** Begin **

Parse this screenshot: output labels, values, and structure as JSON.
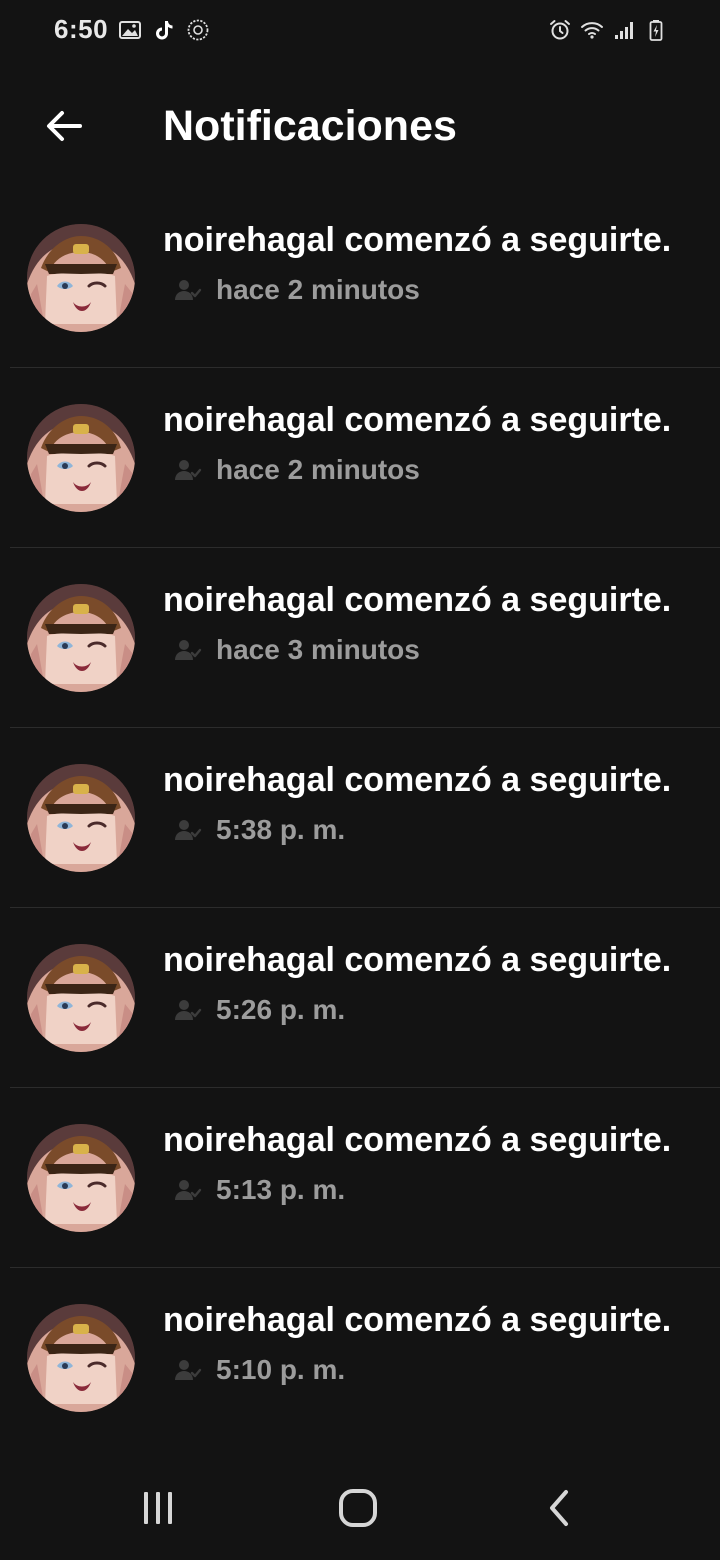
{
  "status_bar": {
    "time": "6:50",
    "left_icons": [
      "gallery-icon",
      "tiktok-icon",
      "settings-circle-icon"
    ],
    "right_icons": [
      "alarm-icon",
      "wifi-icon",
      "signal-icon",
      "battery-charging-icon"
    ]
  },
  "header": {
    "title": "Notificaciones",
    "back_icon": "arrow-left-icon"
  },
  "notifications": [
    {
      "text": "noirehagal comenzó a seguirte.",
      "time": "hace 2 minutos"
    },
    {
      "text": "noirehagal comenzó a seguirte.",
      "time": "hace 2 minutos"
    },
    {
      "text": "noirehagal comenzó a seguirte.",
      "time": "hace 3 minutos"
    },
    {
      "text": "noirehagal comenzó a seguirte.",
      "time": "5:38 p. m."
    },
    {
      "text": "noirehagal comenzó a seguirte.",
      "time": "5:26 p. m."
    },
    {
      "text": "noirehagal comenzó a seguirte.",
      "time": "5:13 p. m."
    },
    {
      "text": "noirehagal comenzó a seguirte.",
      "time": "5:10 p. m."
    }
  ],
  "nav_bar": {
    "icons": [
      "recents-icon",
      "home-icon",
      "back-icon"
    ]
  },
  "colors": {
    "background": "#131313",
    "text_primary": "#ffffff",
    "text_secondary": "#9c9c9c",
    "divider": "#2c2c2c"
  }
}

** End **

— PROBLEM —
Copy every line of the data word for word, omitting the images.

— OUTPUT OF THE TASK —
Parse this screenshot: output labels, values, and structure as JSON.
{
  "status_bar": {
    "time": "6:50",
    "left_icons": [
      "gallery-icon",
      "tiktok-icon",
      "settings-circle-icon"
    ],
    "right_icons": [
      "alarm-icon",
      "wifi-icon",
      "signal-icon",
      "battery-charging-icon"
    ]
  },
  "header": {
    "title": "Notificaciones",
    "back_icon": "arrow-left-icon"
  },
  "notifications": [
    {
      "text": "noirehagal comenzó a seguirte.",
      "time": "hace 2 minutos"
    },
    {
      "text": "noirehagal comenzó a seguirte.",
      "time": "hace 2 minutos"
    },
    {
      "text": "noirehagal comenzó a seguirte.",
      "time": "hace 3 minutos"
    },
    {
      "text": "noirehagal comenzó a seguirte.",
      "time": "5:38 p. m."
    },
    {
      "text": "noirehagal comenzó a seguirte.",
      "time": "5:26 p. m."
    },
    {
      "text": "noirehagal comenzó a seguirte.",
      "time": "5:13 p. m."
    },
    {
      "text": "noirehagal comenzó a seguirte.",
      "time": "5:10 p. m."
    }
  ],
  "nav_bar": {
    "icons": [
      "recents-icon",
      "home-icon",
      "back-icon"
    ]
  },
  "colors": {
    "background": "#131313",
    "text_primary": "#ffffff",
    "text_secondary": "#9c9c9c",
    "divider": "#2c2c2c"
  }
}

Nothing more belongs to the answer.